━━ SUPPLIED DATA ━━

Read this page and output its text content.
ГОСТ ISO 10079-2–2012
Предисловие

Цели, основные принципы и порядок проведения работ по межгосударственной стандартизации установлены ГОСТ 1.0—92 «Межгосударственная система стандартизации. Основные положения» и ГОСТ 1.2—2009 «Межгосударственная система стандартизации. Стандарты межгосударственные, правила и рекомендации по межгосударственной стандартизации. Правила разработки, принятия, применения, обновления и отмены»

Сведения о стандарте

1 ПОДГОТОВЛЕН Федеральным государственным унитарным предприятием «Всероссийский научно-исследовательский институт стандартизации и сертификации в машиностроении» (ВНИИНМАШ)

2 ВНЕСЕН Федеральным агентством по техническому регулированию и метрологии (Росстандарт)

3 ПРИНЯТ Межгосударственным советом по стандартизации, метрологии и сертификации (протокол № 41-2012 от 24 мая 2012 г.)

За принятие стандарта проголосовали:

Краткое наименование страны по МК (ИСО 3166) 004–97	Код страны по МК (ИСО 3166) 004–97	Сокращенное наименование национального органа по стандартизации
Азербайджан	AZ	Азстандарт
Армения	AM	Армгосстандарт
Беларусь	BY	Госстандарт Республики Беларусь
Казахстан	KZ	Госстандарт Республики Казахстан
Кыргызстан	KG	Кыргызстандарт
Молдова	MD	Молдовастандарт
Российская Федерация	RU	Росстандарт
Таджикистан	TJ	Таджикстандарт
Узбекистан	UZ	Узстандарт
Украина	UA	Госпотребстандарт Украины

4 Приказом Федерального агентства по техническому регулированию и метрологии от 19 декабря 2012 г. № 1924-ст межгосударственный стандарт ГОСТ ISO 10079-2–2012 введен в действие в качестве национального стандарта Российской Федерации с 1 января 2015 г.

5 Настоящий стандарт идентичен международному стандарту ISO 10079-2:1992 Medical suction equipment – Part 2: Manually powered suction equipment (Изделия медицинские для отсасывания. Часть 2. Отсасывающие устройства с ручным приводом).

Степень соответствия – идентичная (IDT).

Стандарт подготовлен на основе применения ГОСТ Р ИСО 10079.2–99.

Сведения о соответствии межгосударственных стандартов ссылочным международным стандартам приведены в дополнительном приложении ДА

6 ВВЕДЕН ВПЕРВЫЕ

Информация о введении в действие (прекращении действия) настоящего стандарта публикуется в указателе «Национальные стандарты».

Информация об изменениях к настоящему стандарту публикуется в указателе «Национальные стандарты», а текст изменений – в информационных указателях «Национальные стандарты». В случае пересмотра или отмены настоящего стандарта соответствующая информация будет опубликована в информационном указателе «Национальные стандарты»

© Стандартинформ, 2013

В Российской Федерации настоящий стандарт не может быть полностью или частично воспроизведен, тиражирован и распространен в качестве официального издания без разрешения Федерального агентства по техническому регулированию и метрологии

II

━━━

### [WHAT THIS TASK INVOLVES]
Write out every line from the records above, word for word.

### [PROBLEM SOLUTION]
Read this page and output its text content.
ГОСТ ISO 10079-2–2012
Предисловие

Цели, основные принципы и порядок проведения работ по межгосударственной стандартизации установлены ГОСТ 1.0—92 «Межгосударственная система стандартизации. Основные положения» и ГОСТ 1.2—2009 «Межгосударственная система стандартизации. Стандарты межгосударственные, правила и рекомендации по межгосударственной стандартизации. Правила разработки, принятия, применения, обновления и отмены»

Сведения о стандарте

1 ПОДГОТОВЛЕН Федеральным государственным унитарным предприятием «Всероссийский научно-исследовательский институт стандартизации и сертификации в машиностроении» (ВНИИНМАШ)

2 ВНЕСЕН Федеральным агентством по техническому регулированию и метрологии (Росстандарт)

3 ПРИНЯТ Межгосударственным советом по стандартизации, метрологии и сертификации (протокол № 41-2012 от 24 мая 2012 г.)

За принятие стандарта проголосовали:

Краткое наименование страны по МК (ИСО 3166) 004–97	Код страны по МК (ИСО 3166) 004–97	Сокращенное наименование национального органа по стандартизации
Азербайджан	AZ	Азстандарт
Армения	AM	Армгосстандарт
Беларусь	BY	Госстандарт Республики Беларусь
Казахстан	KZ	Госстандарт Республики Казахстан
Кыргызстан	KG	Кыргызстандарт
Молдова	MD	Молдовастандарт
Российская Федерация	RU	Росстандарт
Таджикистан	TJ	Таджикстандарт
Узбекистан	UZ	Узстандарт
Украина	UA	Госпотребстандарт Украины

4 Приказом Федерального агентства по техническому регулированию и метрологии от 19 декабря 2012 г. № 1924-ст межгосударственный стандарт ГОСТ ISO 10079-2–2012 введен в действие в качестве национального стандарта Российской Федерации с 1 января 2015 г.

5 Настоящий стандарт идентичен международному стандарту ISO 10079-2:1992 Medical suction equipment – Part 2: Manually powered suction equipment (Изделия медицинские для отсасывания. Часть 2. Отсасывающие устройства с ручным приводом).

Степень соответствия – идентичная (IDT).

Стандарт подготовлен на основе применения ГОСТ Р ИСО 10079.2–99.

Сведения о соответствии межгосударственных стандартов ссылочным международным стандартам приведены в дополнительном приложении ДА

6 ВВЕДЕН ВПЕРВЫЕ

Информация о введении в действие (прекращении действия) настоящего стандарта публикуется в указателе «Национальные стандарты».

Информация об изменениях к настоящему стандарту публикуется в указателе «Национальные стандарты», а текст изменений – в информационных указателях «Национальные стандарты». В случае пересмотра или отмены настоящего стандарта соответствующая информация будет опубликована в информационном указателе «Национальные стандарты»

© Стандартинформ, 2013

В Российской Федерации настоящий стандарт не может быть полностью или частично воспроизведен, тиражирован и распространен в качестве официального издания без разрешения Федерального агентства по техническому регулированию и метрологии

II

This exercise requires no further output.